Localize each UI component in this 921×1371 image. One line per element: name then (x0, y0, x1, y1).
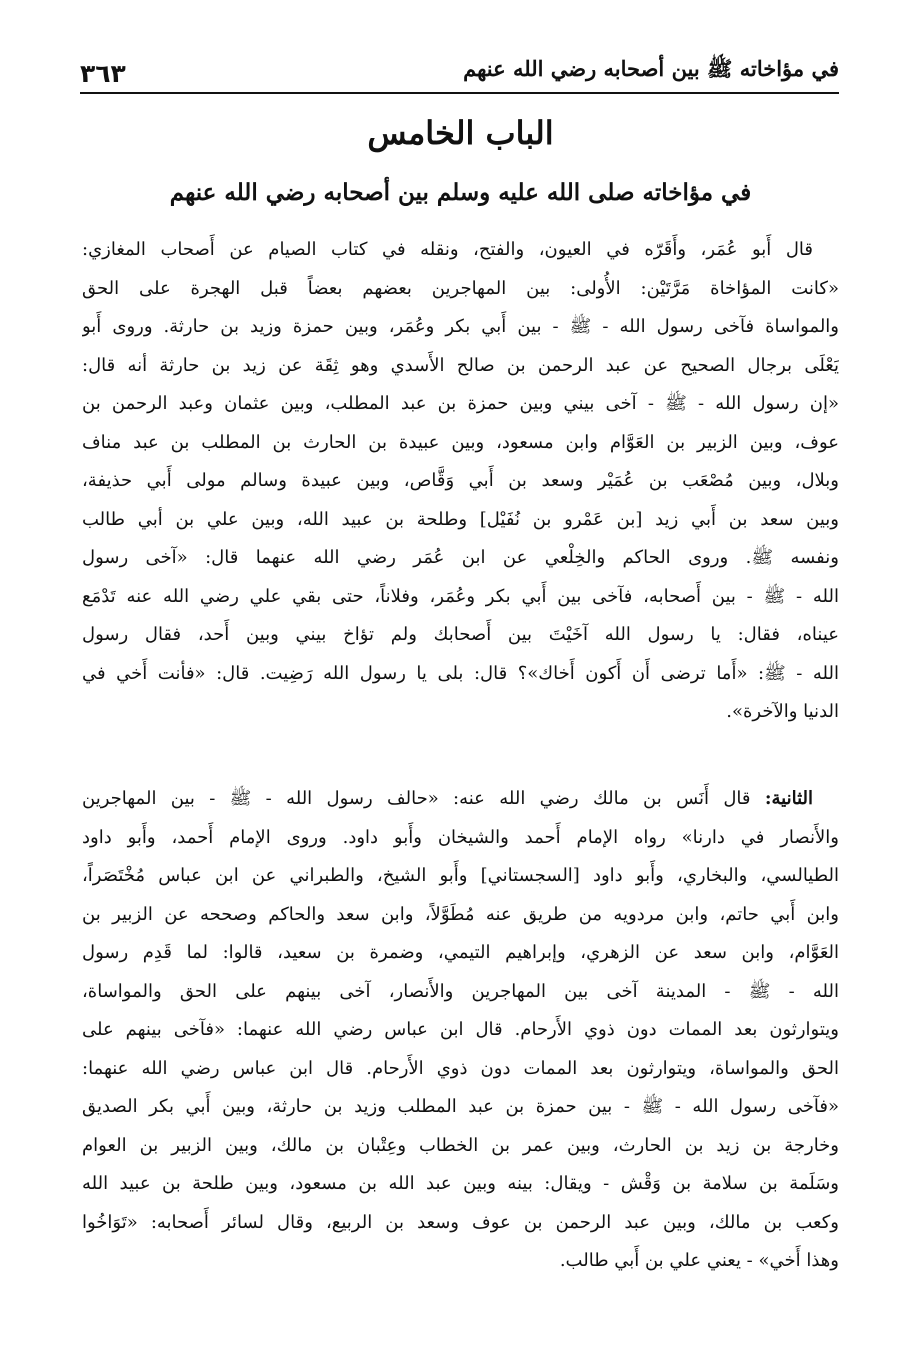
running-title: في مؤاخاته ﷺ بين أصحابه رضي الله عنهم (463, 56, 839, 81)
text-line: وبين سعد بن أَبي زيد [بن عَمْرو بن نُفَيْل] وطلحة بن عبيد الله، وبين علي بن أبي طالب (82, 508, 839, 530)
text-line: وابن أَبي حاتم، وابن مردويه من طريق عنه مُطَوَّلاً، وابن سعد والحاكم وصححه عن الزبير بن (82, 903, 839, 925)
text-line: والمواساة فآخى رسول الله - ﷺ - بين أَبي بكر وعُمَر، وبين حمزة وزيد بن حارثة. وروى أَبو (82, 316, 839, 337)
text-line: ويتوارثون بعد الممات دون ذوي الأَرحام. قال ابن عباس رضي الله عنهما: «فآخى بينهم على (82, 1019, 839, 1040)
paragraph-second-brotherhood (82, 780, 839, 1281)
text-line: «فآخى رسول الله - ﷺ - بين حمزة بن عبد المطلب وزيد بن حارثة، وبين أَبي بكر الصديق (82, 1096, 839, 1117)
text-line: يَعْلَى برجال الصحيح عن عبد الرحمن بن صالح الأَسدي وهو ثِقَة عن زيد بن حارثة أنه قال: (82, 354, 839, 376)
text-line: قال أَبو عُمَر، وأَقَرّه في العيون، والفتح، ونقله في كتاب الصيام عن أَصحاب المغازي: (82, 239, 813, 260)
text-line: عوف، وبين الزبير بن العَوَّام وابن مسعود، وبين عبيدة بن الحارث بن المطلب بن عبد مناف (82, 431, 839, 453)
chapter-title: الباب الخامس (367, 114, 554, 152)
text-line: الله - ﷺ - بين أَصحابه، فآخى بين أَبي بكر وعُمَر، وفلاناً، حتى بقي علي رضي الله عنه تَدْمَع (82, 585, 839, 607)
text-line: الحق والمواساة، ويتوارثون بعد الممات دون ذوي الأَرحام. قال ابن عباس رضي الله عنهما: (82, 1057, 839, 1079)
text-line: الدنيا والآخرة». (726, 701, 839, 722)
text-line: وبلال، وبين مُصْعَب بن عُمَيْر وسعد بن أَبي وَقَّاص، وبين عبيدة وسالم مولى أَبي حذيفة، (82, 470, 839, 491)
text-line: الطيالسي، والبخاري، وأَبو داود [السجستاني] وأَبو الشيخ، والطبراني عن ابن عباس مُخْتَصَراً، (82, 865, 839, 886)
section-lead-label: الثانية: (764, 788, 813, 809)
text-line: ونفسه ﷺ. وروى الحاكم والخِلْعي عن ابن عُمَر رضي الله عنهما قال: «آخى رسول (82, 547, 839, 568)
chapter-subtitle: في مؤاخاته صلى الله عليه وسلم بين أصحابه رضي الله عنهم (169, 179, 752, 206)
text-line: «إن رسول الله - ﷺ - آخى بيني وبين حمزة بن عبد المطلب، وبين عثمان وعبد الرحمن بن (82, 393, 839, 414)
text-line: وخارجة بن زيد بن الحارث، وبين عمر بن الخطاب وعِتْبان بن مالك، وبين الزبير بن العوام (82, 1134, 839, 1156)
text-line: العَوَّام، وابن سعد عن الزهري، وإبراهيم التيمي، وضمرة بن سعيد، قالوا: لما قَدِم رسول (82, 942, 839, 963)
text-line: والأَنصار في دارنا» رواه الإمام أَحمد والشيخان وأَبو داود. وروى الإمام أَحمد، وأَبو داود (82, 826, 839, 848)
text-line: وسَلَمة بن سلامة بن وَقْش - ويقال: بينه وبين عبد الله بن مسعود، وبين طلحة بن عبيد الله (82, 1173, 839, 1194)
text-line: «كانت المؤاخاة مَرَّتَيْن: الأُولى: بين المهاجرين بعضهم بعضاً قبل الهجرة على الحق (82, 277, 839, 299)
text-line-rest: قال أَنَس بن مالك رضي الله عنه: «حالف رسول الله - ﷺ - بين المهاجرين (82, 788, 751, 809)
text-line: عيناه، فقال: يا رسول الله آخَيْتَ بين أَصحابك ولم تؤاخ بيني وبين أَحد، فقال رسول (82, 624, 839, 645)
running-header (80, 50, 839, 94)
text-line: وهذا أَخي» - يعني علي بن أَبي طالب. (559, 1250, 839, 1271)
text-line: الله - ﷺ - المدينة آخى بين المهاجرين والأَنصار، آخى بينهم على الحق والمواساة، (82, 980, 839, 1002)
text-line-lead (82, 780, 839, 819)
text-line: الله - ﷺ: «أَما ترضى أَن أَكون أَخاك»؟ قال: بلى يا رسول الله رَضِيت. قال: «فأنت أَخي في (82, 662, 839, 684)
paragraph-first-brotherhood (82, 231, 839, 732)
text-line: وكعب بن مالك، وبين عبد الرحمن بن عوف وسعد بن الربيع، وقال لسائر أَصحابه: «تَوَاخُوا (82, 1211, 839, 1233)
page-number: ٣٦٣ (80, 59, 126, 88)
● ● ● ● ●
REQUEST. Reproduce every line of the material above word for word, omitting the picture.

OUTPUT.
Localize each UI component in this 921×1371 image. One line per element: name then (x0, y0, x1, y1).
running-title: في مؤاخاته ﷺ بين أصحابه رضي الله عنهم (463, 56, 839, 81)
text-line: وبين سعد بن أَبي زيد [بن عَمْرو بن نُفَيْل] وطلحة بن عبيد الله، وبين علي بن أبي طالب (82, 508, 839, 530)
text-line: وابن أَبي حاتم، وابن مردويه من طريق عنه مُطَوَّلاً، وابن سعد والحاكم وصححه عن الزبير بن (82, 903, 839, 925)
text-line: والمواساة فآخى رسول الله - ﷺ - بين أَبي بكر وعُمَر، وبين حمزة وزيد بن حارثة. وروى أَبو (82, 316, 839, 337)
text-line: ويتوارثون بعد الممات دون ذوي الأَرحام. قال ابن عباس رضي الله عنهما: «فآخى بينهم على (82, 1019, 839, 1040)
paragraph-second-brotherhood (82, 780, 839, 1281)
text-line: «فآخى رسول الله - ﷺ - بين حمزة بن عبد المطلب وزيد بن حارثة، وبين أَبي بكر الصديق (82, 1096, 839, 1117)
text-line: يَعْلَى برجال الصحيح عن عبد الرحمن بن صالح الأَسدي وهو ثِقَة عن زيد بن حارثة أنه قال: (82, 354, 839, 376)
text-line: قال أَبو عُمَر، وأَقَرّه في العيون، والفتح، ونقله في كتاب الصيام عن أَصحاب المغازي: (82, 239, 813, 260)
text-line: عوف، وبين الزبير بن العَوَّام وابن مسعود، وبين عبيدة بن الحارث بن المطلب بن عبد مناف (82, 431, 839, 453)
chapter-title: الباب الخامس (367, 114, 554, 152)
text-line: الله - ﷺ - بين أَصحابه، فآخى بين أَبي بكر وعُمَر، وفلاناً، حتى بقي علي رضي الله عنه تَدْمَع (82, 585, 839, 607)
text-line: الحق والمواساة، ويتوارثون بعد الممات دون ذوي الأَرحام. قال ابن عباس رضي الله عنهما: (82, 1057, 839, 1079)
text-line: الدنيا والآخرة». (726, 701, 839, 722)
text-line: وبلال، وبين مُصْعَب بن عُمَيْر وسعد بن أَبي وَقَّاص، وبين عبيدة وسالم مولى أَبي حذيفة، (82, 470, 839, 491)
text-line: الطيالسي، والبخاري، وأَبو داود [السجستاني] وأَبو الشيخ، والطبراني عن ابن عباس مُخْتَصَراً، (82, 865, 839, 886)
section-lead-label: الثانية: (764, 788, 813, 809)
text-line: ونفسه ﷺ. وروى الحاكم والخِلْعي عن ابن عُمَر رضي الله عنهما قال: «آخى رسول (82, 547, 839, 568)
chapter-subtitle: في مؤاخاته صلى الله عليه وسلم بين أصحابه رضي الله عنهم (169, 179, 752, 206)
text-line: «إن رسول الله - ﷺ - آخى بيني وبين حمزة بن عبد المطلب، وبين عثمان وعبد الرحمن بن (82, 393, 839, 414)
text-line: وخارجة بن زيد بن الحارث، وبين عمر بن الخطاب وعِتْبان بن مالك، وبين الزبير بن العوام (82, 1134, 839, 1156)
text-line: العَوَّام، وابن سعد عن الزهري، وإبراهيم التيمي، وضمرة بن سعيد، قالوا: لما قَدِم رسول (82, 942, 839, 963)
text-line: والأَنصار في دارنا» رواه الإمام أَحمد والشيخان وأَبو داود. وروى الإمام أَحمد، وأَبو داود (82, 826, 839, 848)
text-line: وسَلَمة بن سلامة بن وَقْش - ويقال: بينه وبين عبد الله بن مسعود، وبين طلحة بن عبيد الله (82, 1173, 839, 1194)
text-line: «كانت المؤاخاة مَرَّتَيْن: الأُولى: بين المهاجرين بعضهم بعضاً قبل الهجرة على الحق (82, 277, 839, 299)
text-line-rest: قال أَنَس بن مالك رضي الله عنه: «حالف رسول الله - ﷺ - بين المهاجرين (82, 788, 751, 809)
text-line: عيناه، فقال: يا رسول الله آخَيْتَ بين أَصحابك ولم تؤاخ بيني وبين أَحد، فقال رسول (82, 624, 839, 645)
running-header (80, 50, 839, 94)
text-line: وهذا أَخي» - يعني علي بن أَبي طالب. (559, 1250, 839, 1271)
text-line: الله - ﷺ - المدينة آخى بين المهاجرين والأَنصار، آخى بينهم على الحق والمواساة، (82, 980, 839, 1002)
text-line-lead (82, 780, 839, 819)
text-line: الله - ﷺ: «أَما ترضى أَن أَكون أَخاك»؟ قال: بلى يا رسول الله رَضِيت. قال: «فأنت أَخي في (82, 662, 839, 684)
paragraph-first-brotherhood (82, 231, 839, 732)
text-line: وكعب بن مالك، وبين عبد الرحمن بن عوف وسعد بن الربيع، وقال لسائر أَصحابه: «تَوَاخُوا (82, 1211, 839, 1233)
page-number: ٣٦٣ (80, 59, 126, 88)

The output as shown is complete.